## What you need to do
Copy out all the entries exactly.

A run of records
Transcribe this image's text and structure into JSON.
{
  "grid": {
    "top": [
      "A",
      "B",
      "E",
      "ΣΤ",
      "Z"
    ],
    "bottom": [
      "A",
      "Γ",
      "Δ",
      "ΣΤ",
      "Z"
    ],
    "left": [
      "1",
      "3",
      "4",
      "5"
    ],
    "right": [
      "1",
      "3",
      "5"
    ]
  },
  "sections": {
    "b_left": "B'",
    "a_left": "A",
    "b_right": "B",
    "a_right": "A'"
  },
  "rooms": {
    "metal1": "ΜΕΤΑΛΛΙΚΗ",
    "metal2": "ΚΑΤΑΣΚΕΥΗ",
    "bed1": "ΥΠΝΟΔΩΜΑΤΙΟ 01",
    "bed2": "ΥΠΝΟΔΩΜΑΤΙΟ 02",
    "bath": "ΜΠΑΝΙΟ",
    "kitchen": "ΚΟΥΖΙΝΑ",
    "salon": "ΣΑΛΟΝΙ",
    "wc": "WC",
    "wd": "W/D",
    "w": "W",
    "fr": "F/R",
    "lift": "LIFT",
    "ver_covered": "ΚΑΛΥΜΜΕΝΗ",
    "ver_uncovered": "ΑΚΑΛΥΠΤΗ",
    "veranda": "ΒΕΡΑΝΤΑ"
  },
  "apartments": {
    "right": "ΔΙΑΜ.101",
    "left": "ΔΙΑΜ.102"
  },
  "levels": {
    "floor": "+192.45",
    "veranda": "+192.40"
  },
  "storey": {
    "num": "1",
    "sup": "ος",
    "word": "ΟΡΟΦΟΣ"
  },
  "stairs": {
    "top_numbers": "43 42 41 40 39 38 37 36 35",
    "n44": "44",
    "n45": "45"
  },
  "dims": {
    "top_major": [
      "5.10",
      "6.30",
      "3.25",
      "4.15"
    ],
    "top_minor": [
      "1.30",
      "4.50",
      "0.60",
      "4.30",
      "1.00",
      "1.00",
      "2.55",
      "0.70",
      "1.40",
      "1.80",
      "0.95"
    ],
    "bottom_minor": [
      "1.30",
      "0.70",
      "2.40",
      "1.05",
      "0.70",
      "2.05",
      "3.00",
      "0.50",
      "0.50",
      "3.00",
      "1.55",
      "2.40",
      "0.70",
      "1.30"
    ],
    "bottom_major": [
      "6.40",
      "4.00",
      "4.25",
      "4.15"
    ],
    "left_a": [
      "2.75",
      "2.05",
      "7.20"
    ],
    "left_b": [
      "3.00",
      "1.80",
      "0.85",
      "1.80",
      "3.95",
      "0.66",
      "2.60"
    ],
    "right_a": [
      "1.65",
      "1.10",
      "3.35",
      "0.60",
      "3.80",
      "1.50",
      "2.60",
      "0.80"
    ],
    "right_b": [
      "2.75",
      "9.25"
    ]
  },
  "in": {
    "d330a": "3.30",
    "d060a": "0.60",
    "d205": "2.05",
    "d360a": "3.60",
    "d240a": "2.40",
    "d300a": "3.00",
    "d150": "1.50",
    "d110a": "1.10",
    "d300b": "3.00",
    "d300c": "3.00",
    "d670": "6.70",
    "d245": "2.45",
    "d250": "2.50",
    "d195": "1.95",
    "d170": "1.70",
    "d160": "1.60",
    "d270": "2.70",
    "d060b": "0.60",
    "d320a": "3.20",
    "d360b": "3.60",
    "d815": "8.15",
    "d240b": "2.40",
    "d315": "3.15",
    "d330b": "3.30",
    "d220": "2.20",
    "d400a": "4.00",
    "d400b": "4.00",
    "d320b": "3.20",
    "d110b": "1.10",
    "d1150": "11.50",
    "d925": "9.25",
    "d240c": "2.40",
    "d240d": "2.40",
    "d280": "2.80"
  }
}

## Final result
Transcribe this image's text and structure into JSON.
{
  "grid": {
    "top": [
      "A",
      "B",
      "E",
      "ΣΤ",
      "Z"
    ],
    "bottom": [
      "A",
      "Γ",
      "Δ",
      "ΣΤ",
      "Z"
    ],
    "left": [
      "1",
      "3",
      "4",
      "5"
    ],
    "right": [
      "1",
      "3",
      "5"
    ]
  },
  "sections": {
    "b_left": "B'",
    "a_left": "A",
    "b_right": "B",
    "a_right": "A'"
  },
  "rooms": {
    "metal1": "ΜΕΤΑΛΛΙΚΗ",
    "metal2": "ΚΑΤΑΣΚΕΥΗ",
    "bed1": "ΥΠΝΟΔΩΜΑΤΙΟ 01",
    "bed2": "ΥΠΝΟΔΩΜΑΤΙΟ 02",
    "bath": "ΜΠΑΝΙΟ",
    "kitchen": "ΚΟΥΖΙΝΑ",
    "salon": "ΣΑΛΟΝΙ",
    "wc": "WC",
    "wd": "W/D",
    "w": "W",
    "fr": "F/R",
    "lift": "LIFT",
    "ver_covered": "ΚΑΛΥΜΜΕΝΗ",
    "ver_uncovered": "ΑΚΑΛΥΠΤΗ",
    "veranda": "ΒΕΡΑΝΤΑ"
  },
  "apartments": {
    "right": "ΔΙΑΜ.101",
    "left": "ΔΙΑΜ.102"
  },
  "levels": {
    "floor": "+192.45",
    "veranda": "+192.40"
  },
  "storey": {
    "num": "1",
    "sup": "ος",
    "word": "ΟΡΟΦΟΣ"
  },
  "stairs": {
    "top_numbers": "43 42 41 40 39 38 37 36 35",
    "n44": "44",
    "n45": "45"
  },
  "dims": {
    "top_major": [
      "5.10",
      "6.30",
      "3.25",
      "4.15"
    ],
    "top_minor": [
      "1.30",
      "4.50",
      "0.60",
      "4.30",
      "1.00",
      "1.00",
      "2.55",
      "0.70",
      "1.40",
      "1.80",
      "0.95"
    ],
    "bottom_minor": [
      "1.30",
      "0.70",
      "2.40",
      "1.05",
      "0.70",
      "2.05",
      "3.00",
      "0.50",
      "0.50",
      "3.00",
      "1.55",
      "2.40",
      "0.70",
      "1.30"
    ],
    "bottom_major": [
      "6.40",
      "4.00",
      "4.25",
      "4.15"
    ],
    "left_a": [
      "2.75",
      "2.05",
      "7.20"
    ],
    "left_b": [
      "3.00",
      "1.80",
      "0.85",
      "1.80",
      "3.95",
      "0.66",
      "2.60"
    ],
    "right_a": [
      "1.65",
      "1.10",
      "3.35",
      "0.60",
      "3.80",
      "1.50",
      "2.60",
      "0.80"
    ],
    "right_b": [
      "2.75",
      "9.25"
    ]
  },
  "in": {
    "d330a": "3.30",
    "d060a": "0.60",
    "d205": "2.05",
    "d360a": "3.60",
    "d240a": "2.40",
    "d300a": "3.00",
    "d150": "1.50",
    "d110a": "1.10",
    "d300b": "3.00",
    "d300c": "3.00",
    "d670": "6.70",
    "d245": "2.45",
    "d250": "2.50",
    "d195": "1.95",
    "d170": "1.70",
    "d160": "1.60",
    "d270": "2.70",
    "d060b": "0.60",
    "d320a": "3.20",
    "d360b": "3.60",
    "d815": "8.15",
    "d240b": "2.40",
    "d315": "3.15",
    "d330b": "3.30",
    "d220": "2.20",
    "d400a": "4.00",
    "d400b": "4.00",
    "d320b": "3.20",
    "d110b": "1.10",
    "d1150": "11.50",
    "d925": "9.25",
    "d240c": "2.40",
    "d240d": "2.40",
    "d280": "2.80"
  }
}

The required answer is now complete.